● Saved data entries:
▼▼▼

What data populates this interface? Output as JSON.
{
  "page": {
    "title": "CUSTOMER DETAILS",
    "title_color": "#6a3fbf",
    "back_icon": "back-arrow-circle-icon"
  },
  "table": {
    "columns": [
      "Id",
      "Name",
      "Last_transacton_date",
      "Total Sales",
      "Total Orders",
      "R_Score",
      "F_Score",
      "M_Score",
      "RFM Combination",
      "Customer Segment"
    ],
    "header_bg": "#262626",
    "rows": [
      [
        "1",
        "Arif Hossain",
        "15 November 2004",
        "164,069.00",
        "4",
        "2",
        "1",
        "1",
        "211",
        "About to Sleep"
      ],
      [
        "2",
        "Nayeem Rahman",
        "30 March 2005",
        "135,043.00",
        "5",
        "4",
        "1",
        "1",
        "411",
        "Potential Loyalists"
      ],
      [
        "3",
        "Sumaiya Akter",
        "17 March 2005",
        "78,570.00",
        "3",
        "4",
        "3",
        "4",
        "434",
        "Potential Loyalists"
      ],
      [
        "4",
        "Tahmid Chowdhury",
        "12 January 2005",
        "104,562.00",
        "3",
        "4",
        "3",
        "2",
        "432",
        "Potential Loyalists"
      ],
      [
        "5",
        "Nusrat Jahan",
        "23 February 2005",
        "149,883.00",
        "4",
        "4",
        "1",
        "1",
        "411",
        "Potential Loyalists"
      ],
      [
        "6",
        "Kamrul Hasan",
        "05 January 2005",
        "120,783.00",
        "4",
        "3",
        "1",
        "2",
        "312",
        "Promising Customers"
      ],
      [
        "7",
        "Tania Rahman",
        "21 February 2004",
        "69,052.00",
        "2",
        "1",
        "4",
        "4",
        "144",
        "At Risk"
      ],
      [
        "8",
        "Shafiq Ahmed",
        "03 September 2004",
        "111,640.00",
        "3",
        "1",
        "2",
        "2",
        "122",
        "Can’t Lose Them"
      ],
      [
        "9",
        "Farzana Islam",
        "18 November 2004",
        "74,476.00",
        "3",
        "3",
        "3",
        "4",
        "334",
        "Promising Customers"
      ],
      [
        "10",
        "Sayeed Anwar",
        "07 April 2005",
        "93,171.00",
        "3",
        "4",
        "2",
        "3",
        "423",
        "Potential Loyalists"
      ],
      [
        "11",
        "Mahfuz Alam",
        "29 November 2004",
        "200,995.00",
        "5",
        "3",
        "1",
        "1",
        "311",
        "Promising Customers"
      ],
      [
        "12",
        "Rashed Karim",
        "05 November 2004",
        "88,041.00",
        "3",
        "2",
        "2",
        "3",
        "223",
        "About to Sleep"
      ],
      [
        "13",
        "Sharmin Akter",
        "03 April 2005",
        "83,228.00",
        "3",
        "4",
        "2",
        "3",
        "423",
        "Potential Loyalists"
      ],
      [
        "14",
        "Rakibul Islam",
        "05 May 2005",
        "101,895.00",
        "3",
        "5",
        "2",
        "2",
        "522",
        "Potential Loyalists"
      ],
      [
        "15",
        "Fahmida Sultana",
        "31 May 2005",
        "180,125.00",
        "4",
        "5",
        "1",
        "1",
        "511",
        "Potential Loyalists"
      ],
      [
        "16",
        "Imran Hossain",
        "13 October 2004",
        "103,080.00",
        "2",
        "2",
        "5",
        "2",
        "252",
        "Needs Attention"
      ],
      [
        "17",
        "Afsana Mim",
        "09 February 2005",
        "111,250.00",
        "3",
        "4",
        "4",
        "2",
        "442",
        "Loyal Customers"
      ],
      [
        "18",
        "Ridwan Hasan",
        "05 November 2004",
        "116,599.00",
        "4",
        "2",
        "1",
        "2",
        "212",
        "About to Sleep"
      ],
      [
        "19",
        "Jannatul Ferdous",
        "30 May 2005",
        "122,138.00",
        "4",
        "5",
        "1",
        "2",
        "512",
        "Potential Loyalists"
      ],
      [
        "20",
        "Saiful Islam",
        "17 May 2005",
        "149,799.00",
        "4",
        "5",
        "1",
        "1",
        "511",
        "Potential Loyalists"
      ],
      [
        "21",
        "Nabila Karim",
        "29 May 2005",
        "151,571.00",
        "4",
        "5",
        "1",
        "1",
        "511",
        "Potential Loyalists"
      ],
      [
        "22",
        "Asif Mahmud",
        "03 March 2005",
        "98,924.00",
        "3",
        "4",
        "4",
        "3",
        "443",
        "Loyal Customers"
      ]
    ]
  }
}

▲▲▲

● Directions for this task: Please restate the whole listing word for word.

● Reply:
What data populates this interface? Output as JSON.
{
  "page": {
    "title": "CUSTOMER DETAILS",
    "title_color": "#6a3fbf",
    "back_icon": "back-arrow-circle-icon"
  },
  "table": {
    "columns": [
      "Id",
      "Name",
      "Last_transacton_date",
      "Total Sales",
      "Total Orders",
      "R_Score",
      "F_Score",
      "M_Score",
      "RFM Combination",
      "Customer Segment"
    ],
    "header_bg": "#262626",
    "rows": [
      [
        "1",
        "Arif Hossain",
        "15 November 2004",
        "164,069.00",
        "4",
        "2",
        "1",
        "1",
        "211",
        "About to Sleep"
      ],
      [
        "2",
        "Nayeem Rahman",
        "30 March 2005",
        "135,043.00",
        "5",
        "4",
        "1",
        "1",
        "411",
        "Potential Loyalists"
      ],
      [
        "3",
        "Sumaiya Akter",
        "17 March 2005",
        "78,570.00",
        "3",
        "4",
        "3",
        "4",
        "434",
        "Potential Loyalists"
      ],
      [
        "4",
        "Tahmid Chowdhury",
        "12 January 2005",
        "104,562.00",
        "3",
        "4",
        "3",
        "2",
        "432",
        "Potential Loyalists"
      ],
      [
        "5",
        "Nusrat Jahan",
        "23 February 2005",
        "149,883.00",
        "4",
        "4",
        "1",
        "1",
        "411",
        "Potential Loyalists"
      ],
      [
        "6",
        "Kamrul Hasan",
        "05 January 2005",
        "120,783.00",
        "4",
        "3",
        "1",
        "2",
        "312",
        "Promising Customers"
      ],
      [
        "7",
        "Tania Rahman",
        "21 February 2004",
        "69,052.00",
        "2",
        "1",
        "4",
        "4",
        "144",
        "At Risk"
      ],
      [
        "8",
        "Shafiq Ahmed",
        "03 September 2004",
        "111,640.00",
        "3",
        "1",
        "2",
        "2",
        "122",
        "Can’t Lose Them"
      ],
      [
        "9",
        "Farzana Islam",
        "18 November 2004",
        "74,476.00",
        "3",
        "3",
        "3",
        "4",
        "334",
        "Promising Customers"
      ],
      [
        "10",
        "Sayeed Anwar",
        "07 April 2005",
        "93,171.00",
        "3",
        "4",
        "2",
        "3",
        "423",
        "Potential Loyalists"
      ],
      [
        "11",
        "Mahfuz Alam",
        "29 November 2004",
        "200,995.00",
        "5",
        "3",
        "1",
        "1",
        "311",
        "Promising Customers"
      ],
      [
        "12",
        "Rashed Karim",
        "05 November 2004",
        "88,041.00",
        "3",
        "2",
        "2",
        "3",
        "223",
        "About to Sleep"
      ],
      [
        "13",
        "Sharmin Akter",
        "03 April 2005",
        "83,228.00",
        "3",
        "4",
        "2",
        "3",
        "423",
        "Potential Loyalists"
      ],
      [
        "14",
        "Rakibul Islam",
        "05 May 2005",
        "101,895.00",
        "3",
        "5",
        "2",
        "2",
        "522",
        "Potential Loyalists"
      ],
      [
        "15",
        "Fahmida Sultana",
        "31 May 2005",
        "180,125.00",
        "4",
        "5",
        "1",
        "1",
        "511",
        "Potential Loyalists"
      ],
      [
        "16",
        "Imran Hossain",
        "13 October 2004",
        "103,080.00",
        "2",
        "2",
        "5",
        "2",
        "252",
        "Needs Attention"
      ],
      [
        "17",
        "Afsana Mim",
        "09 February 2005",
        "111,250.00",
        "3",
        "4",
        "4",
        "2",
        "442",
        "Loyal Customers"
      ],
      [
        "18",
        "Ridwan Hasan",
        "05 November 2004",
        "116,599.00",
        "4",
        "2",
        "1",
        "2",
        "212",
        "About to Sleep"
      ],
      [
        "19",
        "Jannatul Ferdous",
        "30 May 2005",
        "122,138.00",
        "4",
        "5",
        "1",
        "2",
        "512",
        "Potential Loyalists"
      ],
      [
        "20",
        "Saiful Islam",
        "17 May 2005",
        "149,799.00",
        "4",
        "5",
        "1",
        "1",
        "511",
        "Potential Loyalists"
      ],
      [
        "21",
        "Nabila Karim",
        "29 May 2005",
        "151,571.00",
        "4",
        "5",
        "1",
        "1",
        "511",
        "Potential Loyalists"
      ],
      [
        "22",
        "Asif Mahmud",
        "03 March 2005",
        "98,924.00",
        "3",
        "4",
        "4",
        "3",
        "443",
        "Loyal Customers"
      ]
    ]
  }
}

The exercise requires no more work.